What needs to be done:
The lines to be extracted begin at the line containing "Enumerate this screenshot's" and end at the last line of the data below; copy them exactly and leave out the pictures.

Record excerpts:
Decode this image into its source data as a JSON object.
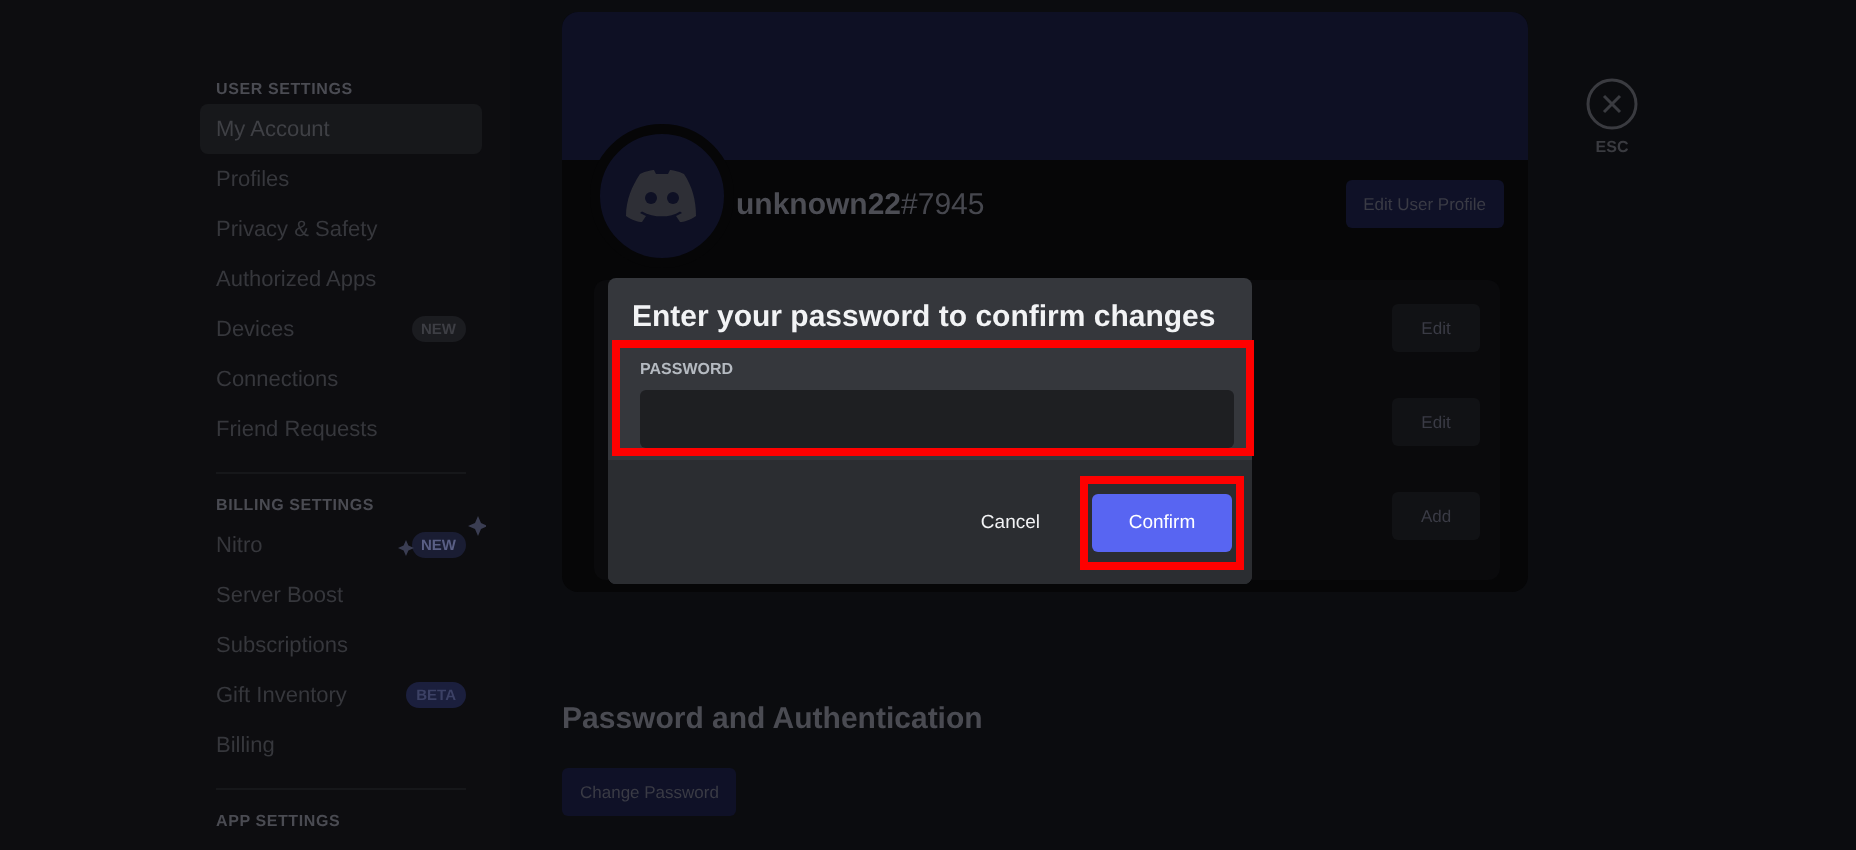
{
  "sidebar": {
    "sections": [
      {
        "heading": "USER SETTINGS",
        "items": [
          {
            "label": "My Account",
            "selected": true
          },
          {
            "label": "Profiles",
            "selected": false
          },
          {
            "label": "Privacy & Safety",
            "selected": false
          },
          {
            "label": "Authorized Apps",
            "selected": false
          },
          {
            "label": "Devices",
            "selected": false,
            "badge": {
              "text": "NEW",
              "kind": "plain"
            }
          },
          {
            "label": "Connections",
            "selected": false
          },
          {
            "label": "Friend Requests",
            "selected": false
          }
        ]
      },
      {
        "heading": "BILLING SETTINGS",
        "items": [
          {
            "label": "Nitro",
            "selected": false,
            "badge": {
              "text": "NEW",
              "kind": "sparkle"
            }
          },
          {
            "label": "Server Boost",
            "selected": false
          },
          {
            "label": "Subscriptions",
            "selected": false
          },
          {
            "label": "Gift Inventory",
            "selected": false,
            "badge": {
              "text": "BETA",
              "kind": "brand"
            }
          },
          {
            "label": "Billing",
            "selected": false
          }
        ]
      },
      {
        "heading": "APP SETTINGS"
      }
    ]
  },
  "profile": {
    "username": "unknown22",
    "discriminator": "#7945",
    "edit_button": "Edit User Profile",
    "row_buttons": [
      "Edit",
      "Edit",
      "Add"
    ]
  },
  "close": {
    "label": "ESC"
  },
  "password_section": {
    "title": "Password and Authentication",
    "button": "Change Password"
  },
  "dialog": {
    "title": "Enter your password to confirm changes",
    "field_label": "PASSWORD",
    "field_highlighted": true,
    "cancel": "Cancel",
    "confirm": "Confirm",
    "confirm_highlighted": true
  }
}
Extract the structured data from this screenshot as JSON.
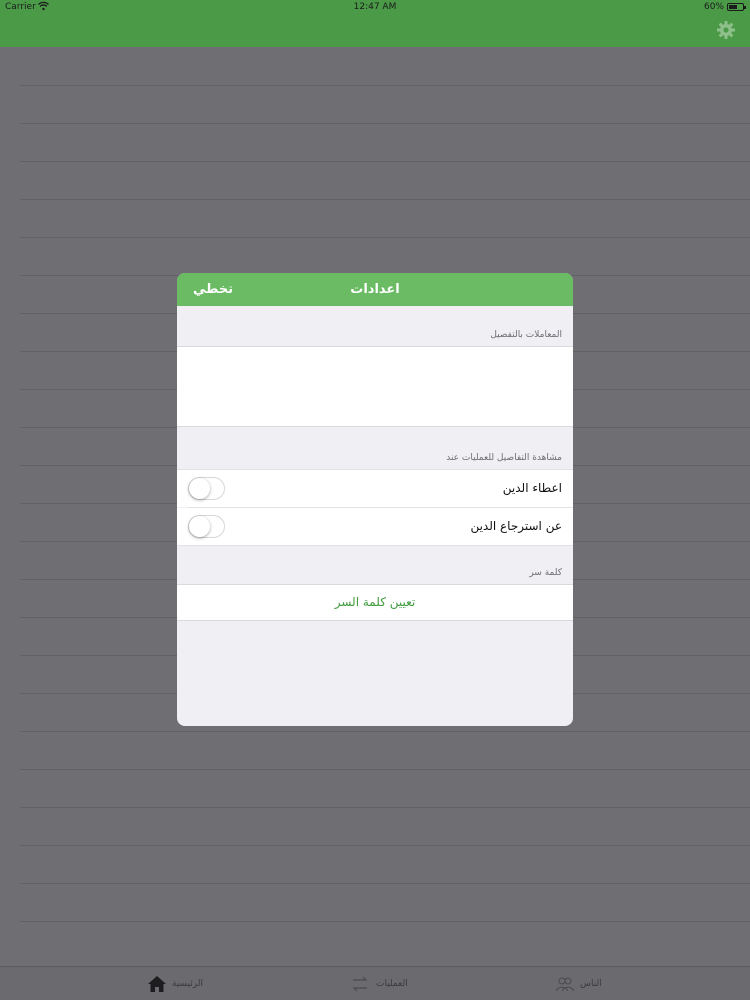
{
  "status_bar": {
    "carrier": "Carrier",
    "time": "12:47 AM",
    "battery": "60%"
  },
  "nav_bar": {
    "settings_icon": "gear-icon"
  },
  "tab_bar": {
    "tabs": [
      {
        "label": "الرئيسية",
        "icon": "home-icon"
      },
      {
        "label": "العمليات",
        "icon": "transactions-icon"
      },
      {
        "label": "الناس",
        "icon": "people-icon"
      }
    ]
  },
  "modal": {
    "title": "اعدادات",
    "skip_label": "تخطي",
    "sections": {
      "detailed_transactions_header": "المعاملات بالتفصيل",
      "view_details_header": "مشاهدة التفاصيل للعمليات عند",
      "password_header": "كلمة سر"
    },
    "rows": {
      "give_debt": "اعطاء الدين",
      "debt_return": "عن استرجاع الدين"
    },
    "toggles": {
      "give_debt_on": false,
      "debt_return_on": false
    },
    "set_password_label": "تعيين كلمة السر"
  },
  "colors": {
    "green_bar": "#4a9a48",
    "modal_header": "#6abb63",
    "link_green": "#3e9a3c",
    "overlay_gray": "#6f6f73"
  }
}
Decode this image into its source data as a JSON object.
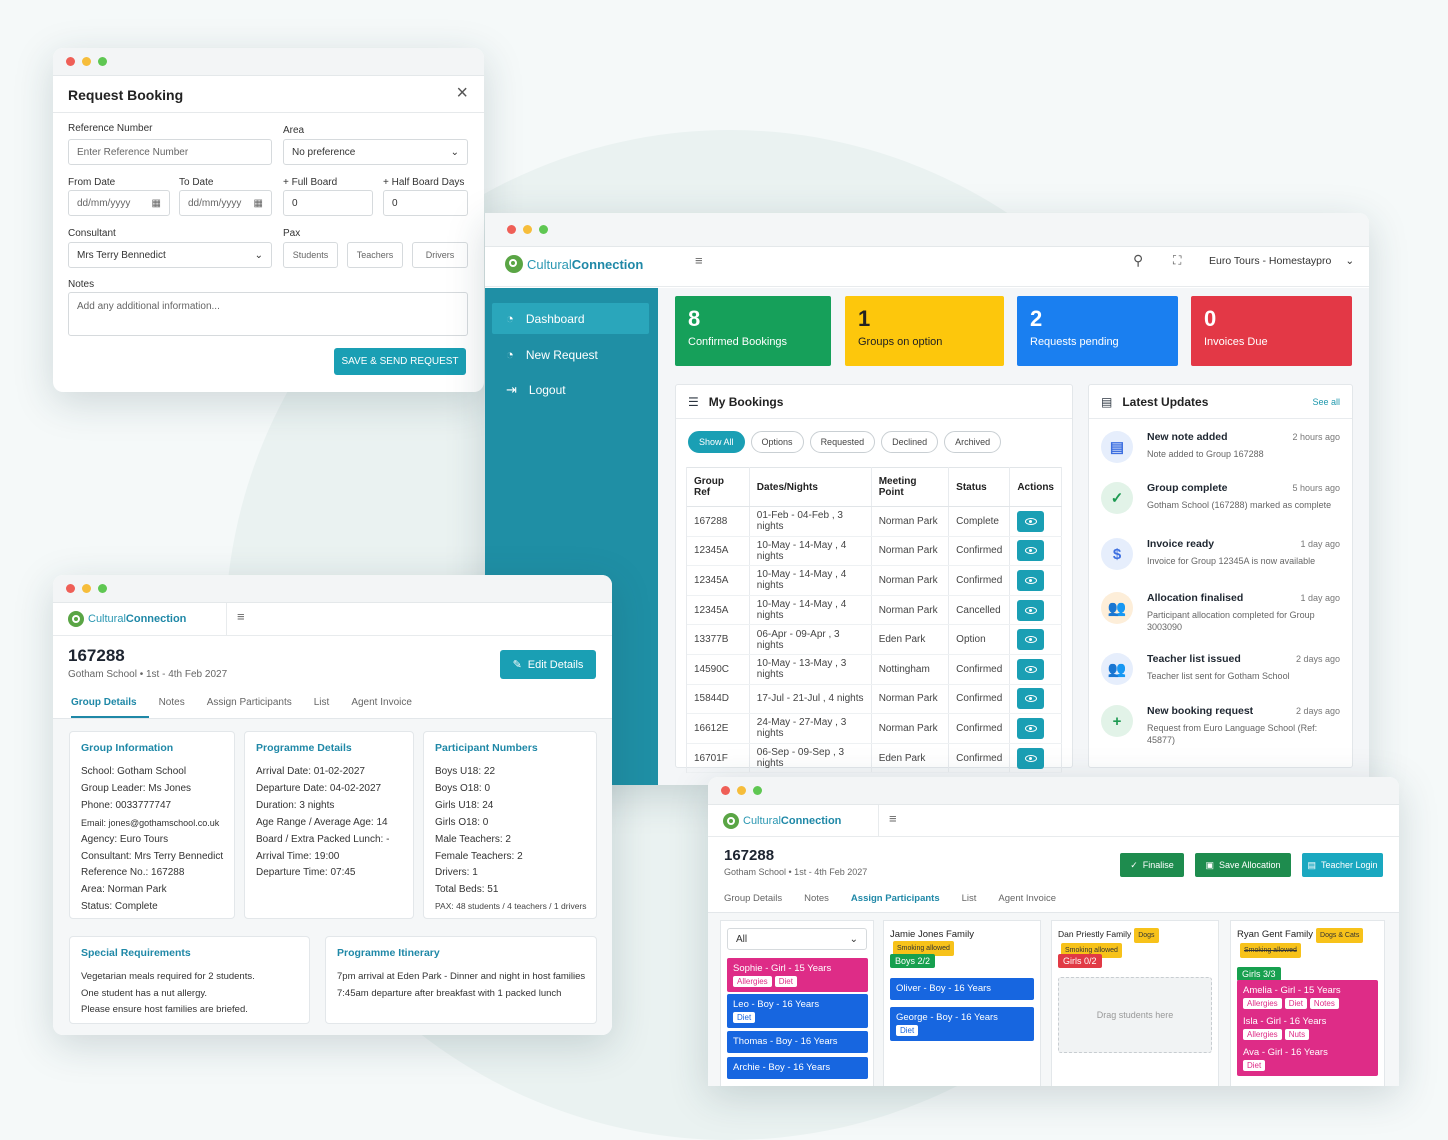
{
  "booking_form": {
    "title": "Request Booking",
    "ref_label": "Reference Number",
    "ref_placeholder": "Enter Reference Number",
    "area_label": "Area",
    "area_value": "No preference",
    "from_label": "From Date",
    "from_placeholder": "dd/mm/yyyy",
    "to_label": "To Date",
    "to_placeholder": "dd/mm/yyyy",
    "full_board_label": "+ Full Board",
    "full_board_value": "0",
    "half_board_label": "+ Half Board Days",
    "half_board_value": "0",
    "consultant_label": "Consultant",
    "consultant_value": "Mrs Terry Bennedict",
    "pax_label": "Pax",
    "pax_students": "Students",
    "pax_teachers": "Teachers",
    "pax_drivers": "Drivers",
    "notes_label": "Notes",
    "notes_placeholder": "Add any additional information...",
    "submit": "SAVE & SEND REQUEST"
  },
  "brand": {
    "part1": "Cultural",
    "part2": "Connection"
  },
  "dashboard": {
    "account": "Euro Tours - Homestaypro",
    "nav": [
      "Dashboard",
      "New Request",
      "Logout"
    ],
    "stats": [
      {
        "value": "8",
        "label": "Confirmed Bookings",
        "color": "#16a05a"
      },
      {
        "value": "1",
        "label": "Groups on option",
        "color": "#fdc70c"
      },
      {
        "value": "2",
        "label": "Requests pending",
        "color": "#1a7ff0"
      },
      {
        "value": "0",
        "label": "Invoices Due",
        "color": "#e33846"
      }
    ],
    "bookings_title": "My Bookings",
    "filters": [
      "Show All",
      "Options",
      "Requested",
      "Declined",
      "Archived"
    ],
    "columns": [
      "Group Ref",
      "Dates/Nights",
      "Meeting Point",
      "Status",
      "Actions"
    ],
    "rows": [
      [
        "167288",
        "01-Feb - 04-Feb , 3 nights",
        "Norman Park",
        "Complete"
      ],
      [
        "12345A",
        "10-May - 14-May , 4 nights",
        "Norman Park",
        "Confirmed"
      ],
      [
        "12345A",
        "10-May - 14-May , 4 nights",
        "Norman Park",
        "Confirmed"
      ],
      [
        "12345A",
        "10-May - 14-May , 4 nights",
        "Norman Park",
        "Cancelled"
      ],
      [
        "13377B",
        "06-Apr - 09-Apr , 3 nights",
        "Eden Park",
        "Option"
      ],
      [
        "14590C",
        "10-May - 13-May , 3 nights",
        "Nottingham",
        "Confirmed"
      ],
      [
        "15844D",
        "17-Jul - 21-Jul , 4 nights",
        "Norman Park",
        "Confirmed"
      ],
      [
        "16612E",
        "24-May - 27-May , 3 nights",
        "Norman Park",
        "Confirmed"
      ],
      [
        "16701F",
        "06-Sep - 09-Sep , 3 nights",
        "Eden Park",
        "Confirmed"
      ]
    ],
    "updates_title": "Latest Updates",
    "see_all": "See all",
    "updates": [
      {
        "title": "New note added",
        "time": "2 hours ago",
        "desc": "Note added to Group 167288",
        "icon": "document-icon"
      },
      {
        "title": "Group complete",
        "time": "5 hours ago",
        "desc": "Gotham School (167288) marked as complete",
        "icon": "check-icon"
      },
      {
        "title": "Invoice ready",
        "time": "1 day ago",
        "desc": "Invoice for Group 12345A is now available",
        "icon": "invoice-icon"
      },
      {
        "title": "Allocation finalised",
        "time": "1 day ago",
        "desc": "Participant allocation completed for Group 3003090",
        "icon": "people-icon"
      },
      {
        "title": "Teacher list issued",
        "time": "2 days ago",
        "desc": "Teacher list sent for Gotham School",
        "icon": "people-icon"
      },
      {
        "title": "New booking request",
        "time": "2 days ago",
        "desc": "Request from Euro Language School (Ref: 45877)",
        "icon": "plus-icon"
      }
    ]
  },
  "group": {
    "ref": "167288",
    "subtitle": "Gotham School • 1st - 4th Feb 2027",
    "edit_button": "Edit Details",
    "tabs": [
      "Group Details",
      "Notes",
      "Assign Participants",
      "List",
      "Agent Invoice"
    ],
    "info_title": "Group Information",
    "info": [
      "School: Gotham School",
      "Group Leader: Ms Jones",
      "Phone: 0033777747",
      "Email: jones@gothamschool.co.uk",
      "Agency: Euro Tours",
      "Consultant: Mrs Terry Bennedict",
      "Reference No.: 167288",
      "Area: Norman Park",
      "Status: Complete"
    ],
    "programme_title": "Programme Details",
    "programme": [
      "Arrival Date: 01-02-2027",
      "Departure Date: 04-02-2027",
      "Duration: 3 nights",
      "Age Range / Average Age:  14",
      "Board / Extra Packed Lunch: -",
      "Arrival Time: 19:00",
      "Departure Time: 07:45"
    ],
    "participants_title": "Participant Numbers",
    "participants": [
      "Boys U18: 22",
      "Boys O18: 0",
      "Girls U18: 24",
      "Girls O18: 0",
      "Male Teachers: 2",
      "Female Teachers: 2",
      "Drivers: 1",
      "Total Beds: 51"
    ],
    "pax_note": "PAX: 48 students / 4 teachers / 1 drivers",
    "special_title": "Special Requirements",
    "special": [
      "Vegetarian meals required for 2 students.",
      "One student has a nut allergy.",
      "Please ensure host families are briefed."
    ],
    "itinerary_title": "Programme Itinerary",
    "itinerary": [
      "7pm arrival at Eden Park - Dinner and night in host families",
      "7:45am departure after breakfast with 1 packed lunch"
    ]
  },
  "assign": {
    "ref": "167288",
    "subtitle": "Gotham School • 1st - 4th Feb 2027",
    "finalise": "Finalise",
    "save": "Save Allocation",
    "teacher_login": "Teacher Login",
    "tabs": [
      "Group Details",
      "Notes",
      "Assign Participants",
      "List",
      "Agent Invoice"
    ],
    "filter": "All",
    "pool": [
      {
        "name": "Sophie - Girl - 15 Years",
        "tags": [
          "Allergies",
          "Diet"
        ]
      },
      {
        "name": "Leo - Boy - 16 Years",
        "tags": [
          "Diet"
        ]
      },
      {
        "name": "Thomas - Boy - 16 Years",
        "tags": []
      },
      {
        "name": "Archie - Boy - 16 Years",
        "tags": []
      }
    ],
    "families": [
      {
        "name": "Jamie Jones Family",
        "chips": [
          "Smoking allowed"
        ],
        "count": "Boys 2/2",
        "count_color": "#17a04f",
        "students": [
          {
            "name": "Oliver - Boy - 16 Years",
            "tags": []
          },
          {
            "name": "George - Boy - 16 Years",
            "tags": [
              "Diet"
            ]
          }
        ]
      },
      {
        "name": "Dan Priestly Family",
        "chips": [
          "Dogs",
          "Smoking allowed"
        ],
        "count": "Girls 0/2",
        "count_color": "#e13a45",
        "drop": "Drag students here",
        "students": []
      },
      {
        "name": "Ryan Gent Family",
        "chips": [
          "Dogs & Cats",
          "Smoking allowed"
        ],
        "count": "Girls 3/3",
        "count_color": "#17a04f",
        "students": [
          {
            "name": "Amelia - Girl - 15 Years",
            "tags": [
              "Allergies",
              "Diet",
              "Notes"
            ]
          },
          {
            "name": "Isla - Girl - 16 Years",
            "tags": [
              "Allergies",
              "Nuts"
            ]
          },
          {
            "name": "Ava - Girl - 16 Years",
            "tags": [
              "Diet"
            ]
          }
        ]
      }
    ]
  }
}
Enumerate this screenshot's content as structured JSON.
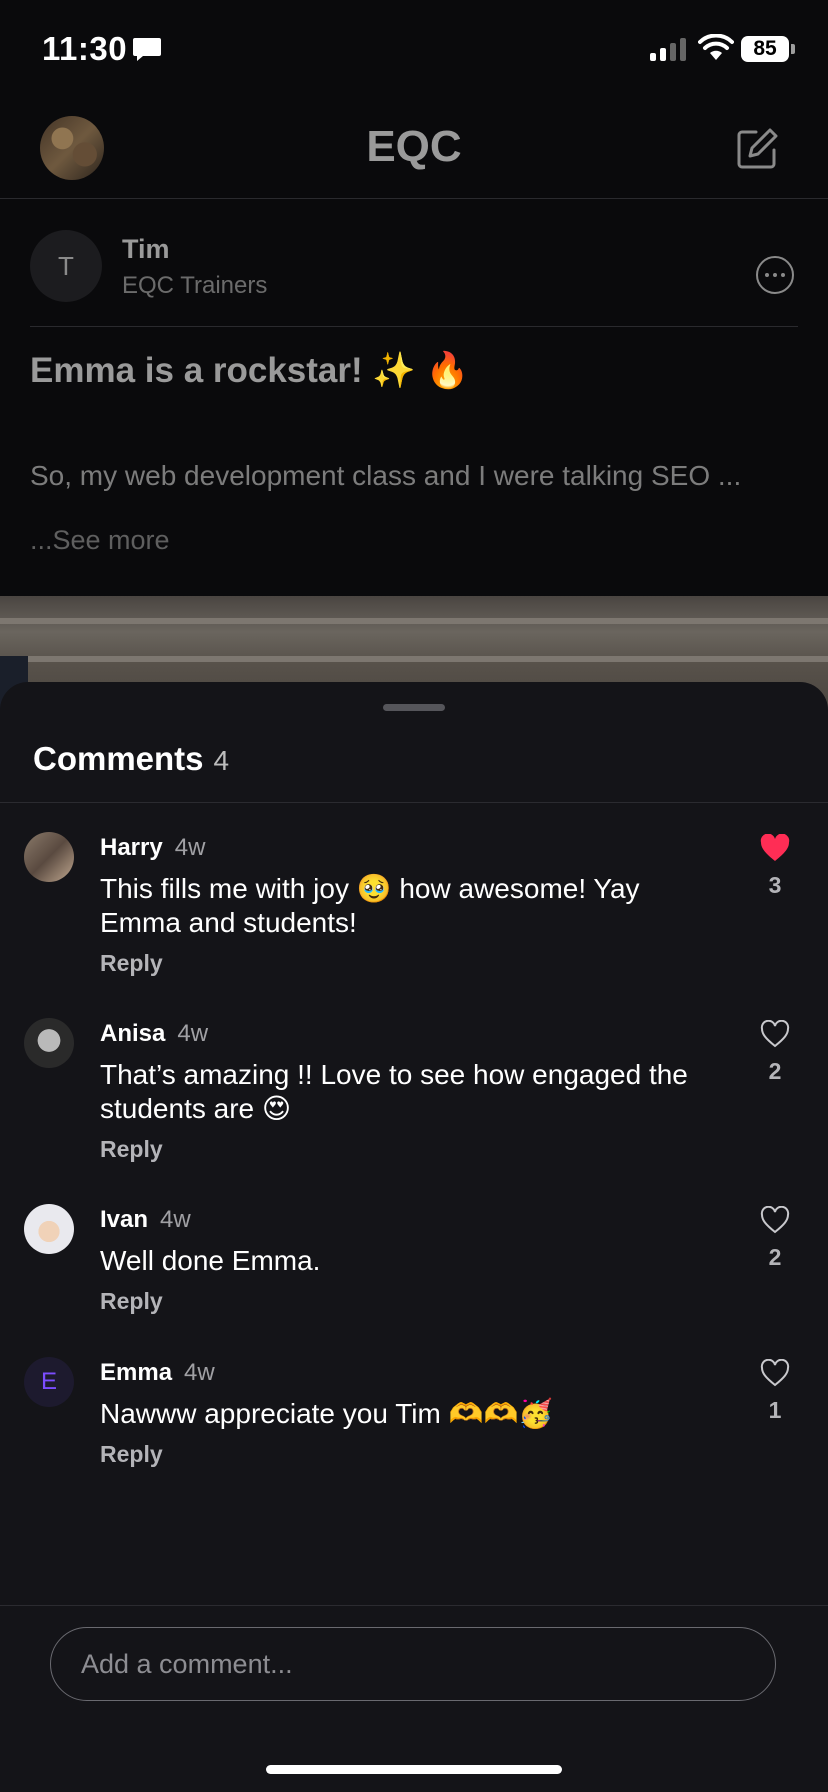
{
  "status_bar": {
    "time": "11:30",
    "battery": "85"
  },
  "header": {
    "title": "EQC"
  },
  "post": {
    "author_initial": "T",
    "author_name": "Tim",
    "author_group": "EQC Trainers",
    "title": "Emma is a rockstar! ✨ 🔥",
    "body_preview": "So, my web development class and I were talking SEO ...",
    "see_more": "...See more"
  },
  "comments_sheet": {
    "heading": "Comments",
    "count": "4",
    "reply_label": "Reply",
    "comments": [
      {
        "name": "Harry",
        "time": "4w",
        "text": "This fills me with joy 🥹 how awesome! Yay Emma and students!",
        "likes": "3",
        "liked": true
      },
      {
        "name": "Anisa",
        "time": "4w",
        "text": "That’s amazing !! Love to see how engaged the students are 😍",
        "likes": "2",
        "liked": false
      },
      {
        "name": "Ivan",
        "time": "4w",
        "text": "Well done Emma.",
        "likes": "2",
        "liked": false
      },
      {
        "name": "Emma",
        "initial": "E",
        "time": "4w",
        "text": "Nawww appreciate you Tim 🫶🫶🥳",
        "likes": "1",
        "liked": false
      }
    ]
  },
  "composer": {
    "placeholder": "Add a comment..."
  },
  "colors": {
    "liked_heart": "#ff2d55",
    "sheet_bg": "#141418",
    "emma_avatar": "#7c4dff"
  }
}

Result for this task:
Enumerate this screenshot's content as structured JSON.
{
  "status_bar": {
    "time": "11:30",
    "battery": "85"
  },
  "header": {
    "title": "EQC"
  },
  "post": {
    "author_initial": "T",
    "author_name": "Tim",
    "author_group": "EQC Trainers",
    "title": "Emma is a rockstar! ✨ 🔥",
    "body_preview": "So, my web development class and I were talking SEO ...",
    "see_more": "...See more"
  },
  "comments_sheet": {
    "heading": "Comments",
    "count": "4",
    "reply_label": "Reply",
    "comments": [
      {
        "name": "Harry",
        "time": "4w",
        "text": "This fills me with joy 🥹 how awesome! Yay Emma and students!",
        "likes": "3",
        "liked": true
      },
      {
        "name": "Anisa",
        "time": "4w",
        "text": "That’s amazing !! Love to see how engaged the students are 😍",
        "likes": "2",
        "liked": false
      },
      {
        "name": "Ivan",
        "time": "4w",
        "text": "Well done Emma.",
        "likes": "2",
        "liked": false
      },
      {
        "name": "Emma",
        "initial": "E",
        "time": "4w",
        "text": "Nawww appreciate you Tim 🫶🫶🥳",
        "likes": "1",
        "liked": false
      }
    ]
  },
  "composer": {
    "placeholder": "Add a comment..."
  },
  "colors": {
    "liked_heart": "#ff2d55",
    "sheet_bg": "#141418",
    "emma_avatar": "#7c4dff"
  }
}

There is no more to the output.